*Written exercise*. Can you write out the whole listing exactly?

*Supplied entries*.
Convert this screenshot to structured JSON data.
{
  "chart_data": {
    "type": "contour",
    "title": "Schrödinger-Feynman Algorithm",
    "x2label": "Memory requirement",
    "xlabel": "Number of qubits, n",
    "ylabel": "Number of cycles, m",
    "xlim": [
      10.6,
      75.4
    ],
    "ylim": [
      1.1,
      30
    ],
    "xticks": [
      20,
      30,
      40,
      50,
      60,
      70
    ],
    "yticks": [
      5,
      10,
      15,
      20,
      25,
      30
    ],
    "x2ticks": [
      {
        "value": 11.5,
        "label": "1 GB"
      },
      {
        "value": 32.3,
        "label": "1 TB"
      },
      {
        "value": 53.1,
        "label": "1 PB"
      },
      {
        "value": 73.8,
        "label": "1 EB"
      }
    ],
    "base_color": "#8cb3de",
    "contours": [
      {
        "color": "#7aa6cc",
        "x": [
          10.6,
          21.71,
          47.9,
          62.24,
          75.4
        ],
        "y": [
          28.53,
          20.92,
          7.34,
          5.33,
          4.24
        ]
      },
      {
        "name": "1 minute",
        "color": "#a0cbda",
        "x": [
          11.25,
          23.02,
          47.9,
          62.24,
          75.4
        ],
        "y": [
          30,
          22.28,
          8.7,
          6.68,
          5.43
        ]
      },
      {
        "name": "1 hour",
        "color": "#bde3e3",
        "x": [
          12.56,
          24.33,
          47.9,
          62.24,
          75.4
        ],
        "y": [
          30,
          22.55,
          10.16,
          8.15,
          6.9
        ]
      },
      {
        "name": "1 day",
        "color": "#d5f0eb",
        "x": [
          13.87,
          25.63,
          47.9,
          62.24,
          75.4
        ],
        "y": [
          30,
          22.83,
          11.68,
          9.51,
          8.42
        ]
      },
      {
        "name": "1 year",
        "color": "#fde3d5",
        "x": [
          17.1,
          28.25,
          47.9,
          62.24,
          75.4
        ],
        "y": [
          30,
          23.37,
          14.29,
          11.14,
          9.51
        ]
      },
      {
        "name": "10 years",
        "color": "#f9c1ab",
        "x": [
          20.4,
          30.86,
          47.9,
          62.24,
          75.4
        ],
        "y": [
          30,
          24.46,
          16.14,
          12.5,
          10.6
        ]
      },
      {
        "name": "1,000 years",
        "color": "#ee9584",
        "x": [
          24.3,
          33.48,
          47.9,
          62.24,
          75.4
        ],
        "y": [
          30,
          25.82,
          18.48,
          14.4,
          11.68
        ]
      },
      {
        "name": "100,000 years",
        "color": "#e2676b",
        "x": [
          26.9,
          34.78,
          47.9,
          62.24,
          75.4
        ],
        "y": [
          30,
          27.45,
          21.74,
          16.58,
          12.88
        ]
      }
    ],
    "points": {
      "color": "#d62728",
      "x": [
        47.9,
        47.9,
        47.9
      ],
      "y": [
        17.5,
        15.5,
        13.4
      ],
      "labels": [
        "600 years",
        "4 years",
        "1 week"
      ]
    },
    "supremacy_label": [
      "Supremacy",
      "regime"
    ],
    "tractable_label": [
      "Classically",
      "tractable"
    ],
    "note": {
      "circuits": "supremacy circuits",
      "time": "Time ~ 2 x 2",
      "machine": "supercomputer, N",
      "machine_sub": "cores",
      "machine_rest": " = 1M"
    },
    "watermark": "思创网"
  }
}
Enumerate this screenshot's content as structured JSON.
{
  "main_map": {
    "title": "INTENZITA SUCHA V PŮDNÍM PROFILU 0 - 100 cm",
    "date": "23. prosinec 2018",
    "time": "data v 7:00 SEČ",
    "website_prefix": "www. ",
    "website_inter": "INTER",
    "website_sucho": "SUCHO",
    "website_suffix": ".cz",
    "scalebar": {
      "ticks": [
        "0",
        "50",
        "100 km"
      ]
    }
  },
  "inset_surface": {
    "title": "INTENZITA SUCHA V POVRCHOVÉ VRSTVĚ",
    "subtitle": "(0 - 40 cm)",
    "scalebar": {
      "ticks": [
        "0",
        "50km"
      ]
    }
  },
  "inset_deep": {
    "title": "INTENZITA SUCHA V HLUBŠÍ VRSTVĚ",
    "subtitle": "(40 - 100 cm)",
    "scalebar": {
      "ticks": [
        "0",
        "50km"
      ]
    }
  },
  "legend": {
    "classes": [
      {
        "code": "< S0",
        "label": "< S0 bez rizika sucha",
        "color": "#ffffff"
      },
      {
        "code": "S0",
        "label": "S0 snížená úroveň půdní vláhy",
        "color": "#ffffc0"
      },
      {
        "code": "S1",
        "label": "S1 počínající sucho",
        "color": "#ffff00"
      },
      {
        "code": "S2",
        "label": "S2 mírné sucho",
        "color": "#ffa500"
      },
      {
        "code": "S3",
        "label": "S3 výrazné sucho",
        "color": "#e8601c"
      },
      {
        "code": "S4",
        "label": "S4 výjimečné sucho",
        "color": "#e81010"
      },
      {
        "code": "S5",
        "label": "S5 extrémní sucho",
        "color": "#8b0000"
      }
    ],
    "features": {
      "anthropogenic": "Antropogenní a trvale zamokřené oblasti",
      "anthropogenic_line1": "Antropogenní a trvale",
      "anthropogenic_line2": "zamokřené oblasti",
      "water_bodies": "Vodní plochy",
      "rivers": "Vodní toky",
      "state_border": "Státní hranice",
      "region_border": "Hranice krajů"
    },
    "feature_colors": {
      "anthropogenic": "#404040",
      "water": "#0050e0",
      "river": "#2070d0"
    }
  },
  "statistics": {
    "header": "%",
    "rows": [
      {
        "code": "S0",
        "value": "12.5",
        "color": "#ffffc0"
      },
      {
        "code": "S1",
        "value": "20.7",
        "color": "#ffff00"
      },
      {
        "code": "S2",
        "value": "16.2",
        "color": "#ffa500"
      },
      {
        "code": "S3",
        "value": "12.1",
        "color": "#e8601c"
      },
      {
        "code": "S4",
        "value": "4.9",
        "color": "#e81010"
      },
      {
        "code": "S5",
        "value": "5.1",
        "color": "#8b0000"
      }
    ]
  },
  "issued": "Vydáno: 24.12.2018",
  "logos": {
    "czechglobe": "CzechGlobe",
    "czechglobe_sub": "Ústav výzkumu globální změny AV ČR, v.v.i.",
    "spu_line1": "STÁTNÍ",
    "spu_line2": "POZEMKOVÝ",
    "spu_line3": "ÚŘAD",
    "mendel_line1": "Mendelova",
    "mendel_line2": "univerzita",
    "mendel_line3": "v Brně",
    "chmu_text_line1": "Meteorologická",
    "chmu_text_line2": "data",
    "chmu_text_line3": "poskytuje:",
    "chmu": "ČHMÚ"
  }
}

*Solution for this task*.
Convert this screenshot to structured JSON data.
{
  "chart_data": {
    "type": "contour",
    "title": "Schrödinger-Feynman Algorithm",
    "x2label": "Memory requirement",
    "xlabel": "Number of qubits, n",
    "ylabel": "Number of cycles, m",
    "xlim": [
      10.6,
      75.4
    ],
    "ylim": [
      1.1,
      30
    ],
    "xticks": [
      20,
      30,
      40,
      50,
      60,
      70
    ],
    "yticks": [
      5,
      10,
      15,
      20,
      25,
      30
    ],
    "x2ticks": [
      {
        "value": 11.5,
        "label": "1 GB"
      },
      {
        "value": 32.3,
        "label": "1 TB"
      },
      {
        "value": 53.1,
        "label": "1 PB"
      },
      {
        "value": 73.8,
        "label": "1 EB"
      }
    ],
    "base_color": "#8cb3de",
    "contours": [
      {
        "color": "#7aa6cc",
        "x": [
          10.6,
          21.71,
          47.9,
          62.24,
          75.4
        ],
        "y": [
          28.53,
          20.92,
          7.34,
          5.33,
          4.24
        ]
      },
      {
        "name": "1 minute",
        "color": "#a0cbda",
        "x": [
          11.25,
          23.02,
          47.9,
          62.24,
          75.4
        ],
        "y": [
          30,
          22.28,
          8.7,
          6.68,
          5.43
        ]
      },
      {
        "name": "1 hour",
        "color": "#bde3e3",
        "x": [
          12.56,
          24.33,
          47.9,
          62.24,
          75.4
        ],
        "y": [
          30,
          22.55,
          10.16,
          8.15,
          6.9
        ]
      },
      {
        "name": "1 day",
        "color": "#d5f0eb",
        "x": [
          13.87,
          25.63,
          47.9,
          62.24,
          75.4
        ],
        "y": [
          30,
          22.83,
          11.68,
          9.51,
          8.42
        ]
      },
      {
        "name": "1 year",
        "color": "#fde3d5",
        "x": [
          17.1,
          28.25,
          47.9,
          62.24,
          75.4
        ],
        "y": [
          30,
          23.37,
          14.29,
          11.14,
          9.51
        ]
      },
      {
        "name": "10 years",
        "color": "#f9c1ab",
        "x": [
          20.4,
          30.86,
          47.9,
          62.24,
          75.4
        ],
        "y": [
          30,
          24.46,
          16.14,
          12.5,
          10.6
        ]
      },
      {
        "name": "1,000 years",
        "color": "#ee9584",
        "x": [
          24.3,
          33.48,
          47.9,
          62.24,
          75.4
        ],
        "y": [
          30,
          25.82,
          18.48,
          14.4,
          11.68
        ]
      },
      {
        "name": "100,000 years",
        "color": "#e2676b",
        "x": [
          26.9,
          34.78,
          47.9,
          62.24,
          75.4
        ],
        "y": [
          30,
          27.45,
          21.74,
          16.58,
          12.88
        ]
      }
    ],
    "points": {
      "color": "#d62728",
      "x": [
        47.9,
        47.9,
        47.9
      ],
      "y": [
        17.5,
        15.5,
        13.4
      ],
      "labels": [
        "600 years",
        "4 years",
        "1 week"
      ]
    },
    "supremacy_label": [
      "Supremacy",
      "regime"
    ],
    "tractable_label": [
      "Classically",
      "tractable"
    ],
    "note": {
      "circuits": "supremacy circuits",
      "time": "Time ~ 2 x 2",
      "machine": "supercomputer, N",
      "machine_sub": "cores",
      "machine_rest": " = 1M"
    },
    "watermark": "思创网"
  }
}
Enumerate this screenshot's content as structured JSON.
{
  "main_map": {
    "title": "INTENZITA SUCHA V PŮDNÍM PROFILU 0 - 100 cm",
    "date": "23. prosinec 2018",
    "time": "data v 7:00 SEČ",
    "website_prefix": "www. ",
    "website_inter": "INTER",
    "website_sucho": "SUCHO",
    "website_suffix": ".cz",
    "scalebar": {
      "ticks": [
        "0",
        "50",
        "100 km"
      ]
    }
  },
  "inset_surface": {
    "title": "INTENZITA SUCHA V POVRCHOVÉ VRSTVĚ",
    "subtitle": "(0 - 40 cm)",
    "scalebar": {
      "ticks": [
        "0",
        "50km"
      ]
    }
  },
  "inset_deep": {
    "title": "INTENZITA SUCHA V HLUBŠÍ VRSTVĚ",
    "subtitle": "(40 - 100 cm)",
    "scalebar": {
      "ticks": [
        "0",
        "50km"
      ]
    }
  },
  "legend": {
    "classes": [
      {
        "code": "< S0",
        "label": "< S0 bez rizika sucha",
        "color": "#ffffff"
      },
      {
        "code": "S0",
        "label": "S0 snížená úroveň půdní vláhy",
        "color": "#ffffc0"
      },
      {
        "code": "S1",
        "label": "S1 počínající sucho",
        "color": "#ffff00"
      },
      {
        "code": "S2",
        "label": "S2 mírné sucho",
        "color": "#ffa500"
      },
      {
        "code": "S3",
        "label": "S3 výrazné sucho",
        "color": "#e8601c"
      },
      {
        "code": "S4",
        "label": "S4 výjimečné sucho",
        "color": "#e81010"
      },
      {
        "code": "S5",
        "label": "S5 extrémní sucho",
        "color": "#8b0000"
      }
    ],
    "features": {
      "anthropogenic": "Antropogenní a trvale zamokřené oblasti",
      "anthropogenic_line1": "Antropogenní a trvale",
      "anthropogenic_line2": "zamokřené oblasti",
      "water_bodies": "Vodní plochy",
      "rivers": "Vodní toky",
      "state_border": "Státní hranice",
      "region_border": "Hranice krajů"
    },
    "feature_colors": {
      "anthropogenic": "#404040",
      "water": "#0050e0",
      "river": "#2070d0"
    }
  },
  "statistics": {
    "header": "%",
    "rows": [
      {
        "code": "S0",
        "value": "12.5",
        "color": "#ffffc0"
      },
      {
        "code": "S1",
        "value": "20.7",
        "color": "#ffff00"
      },
      {
        "code": "S2",
        "value": "16.2",
        "color": "#ffa500"
      },
      {
        "code": "S3",
        "value": "12.1",
        "color": "#e8601c"
      },
      {
        "code": "S4",
        "value": "4.9",
        "color": "#e81010"
      },
      {
        "code": "S5",
        "value": "5.1",
        "color": "#8b0000"
      }
    ]
  },
  "issued": "Vydáno: 24.12.2018",
  "logos": {
    "czechglobe": "CzechGlobe",
    "czechglobe_sub": "Ústav výzkumu globální změny AV ČR, v.v.i.",
    "spu_line1": "STÁTNÍ",
    "spu_line2": "POZEMKOVÝ",
    "spu_line3": "ÚŘAD",
    "mendel_line1": "Mendelova",
    "mendel_line2": "univerzita",
    "mendel_line3": "v Brně",
    "chmu_text_line1": "Meteorologická",
    "chmu_text_line2": "data",
    "chmu_text_line3": "poskytuje:",
    "chmu": "ČHMÚ"
  }
}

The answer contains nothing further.